## EXERCISE DESCRIPTION
Locate and copy all lines bearing the word "name".

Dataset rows
— BEGIN —

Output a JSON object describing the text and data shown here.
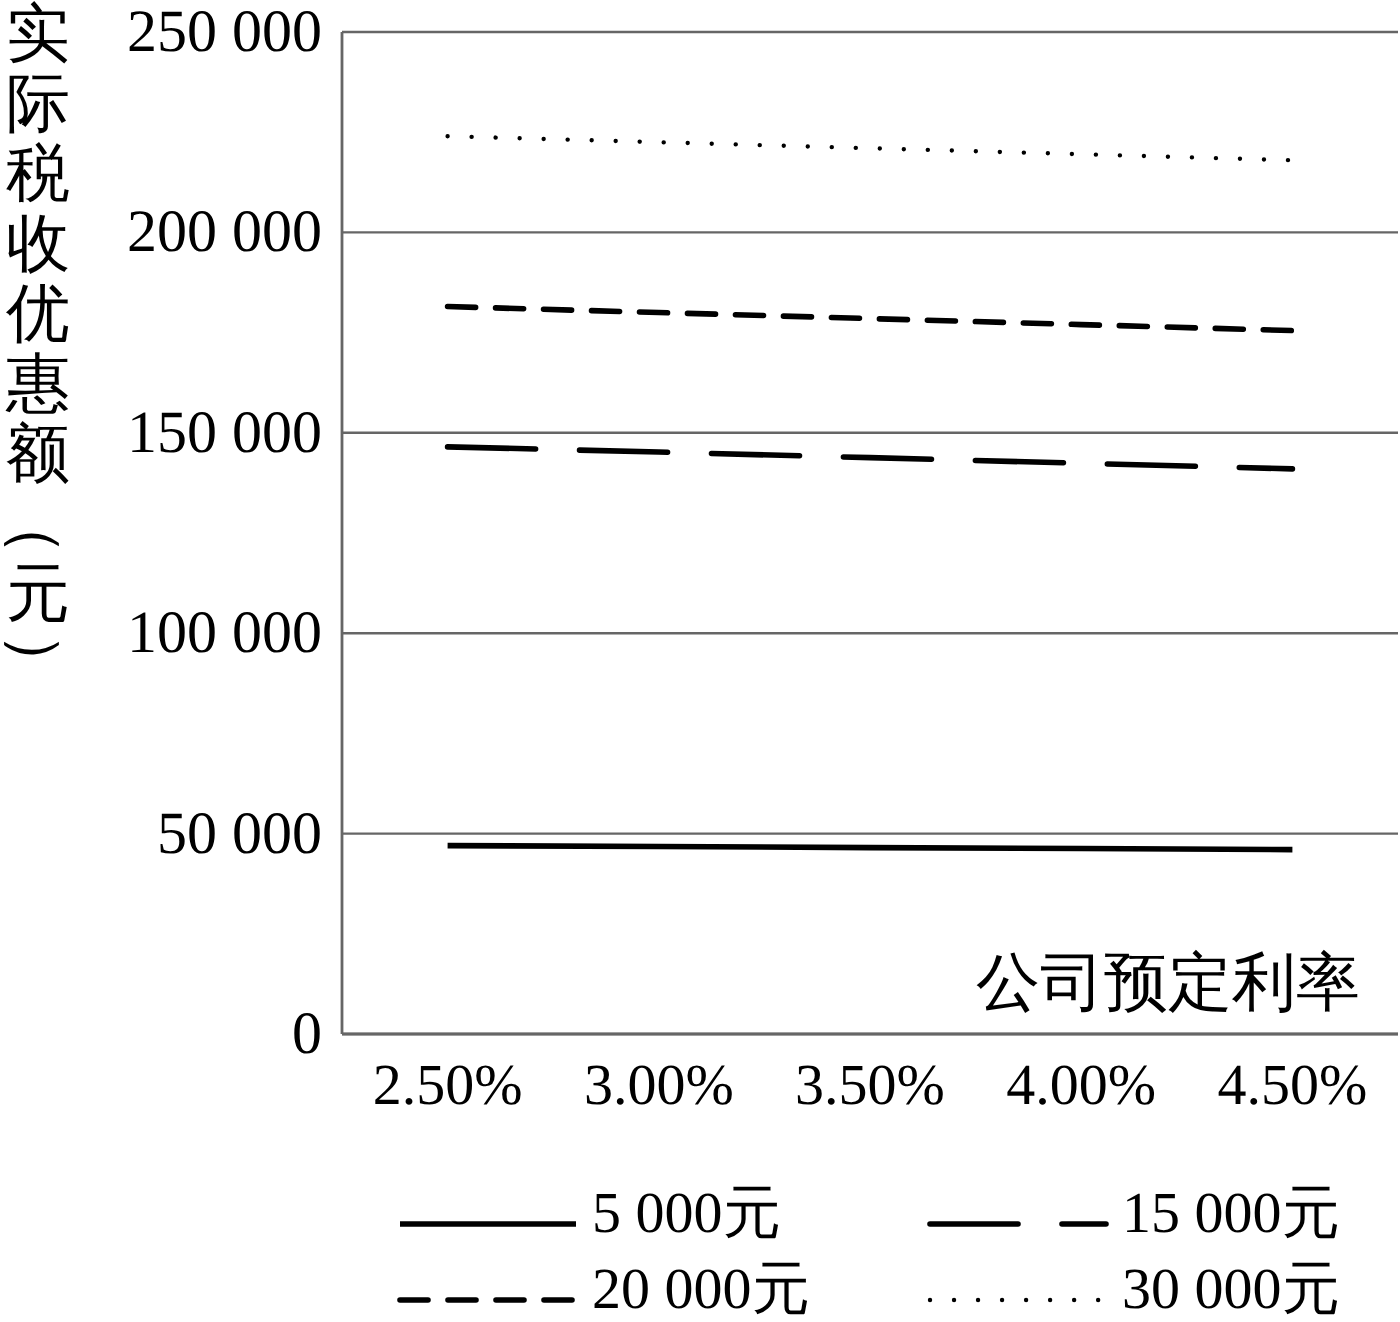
{
  "chart_data": {
    "type": "line",
    "xlabel": "公司预定利率",
    "ylabel": "实际税收优惠额（元）",
    "categories": [
      "2.50%",
      "3.00%",
      "3.50%",
      "4.00%",
      "4.50%"
    ],
    "series": [
      {
        "name": "5 000元",
        "color": "#000000",
        "line_style": "solid",
        "values": [
          47000,
          46800,
          46500,
          46300,
          46000
        ]
      },
      {
        "name": "15 000元",
        "color": "#000000",
        "line_style": "dashed",
        "values": [
          146500,
          145200,
          143800,
          142400,
          141000
        ]
      },
      {
        "name": "20 000元",
        "color": "#000000",
        "line_style": "dashed",
        "values": [
          181500,
          180000,
          178500,
          177000,
          175500
        ]
      },
      {
        "name": "30 000元",
        "color": "#000000",
        "line_style": "dotted",
        "values": [
          224000,
          222500,
          221000,
          219500,
          218000
        ]
      }
    ],
    "ylim": [
      0,
      250000
    ],
    "yticks": [
      0,
      {
        "value": 50000,
        "label": "50 000"
      },
      {
        "value": 100000,
        "label": "100 000"
      },
      {
        "value": 150000,
        "label": "150 000"
      },
      {
        "value": 200000,
        "label": "200 000"
      },
      {
        "value": 250000,
        "label": "250 000"
      }
    ],
    "grid": "y",
    "legend": "bottom"
  }
}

— END —

## CORRECT ANSWER
        "name": "5 000元",
        "name": "15 000元",
        "name": "20 000元",
        "name": "30 000元",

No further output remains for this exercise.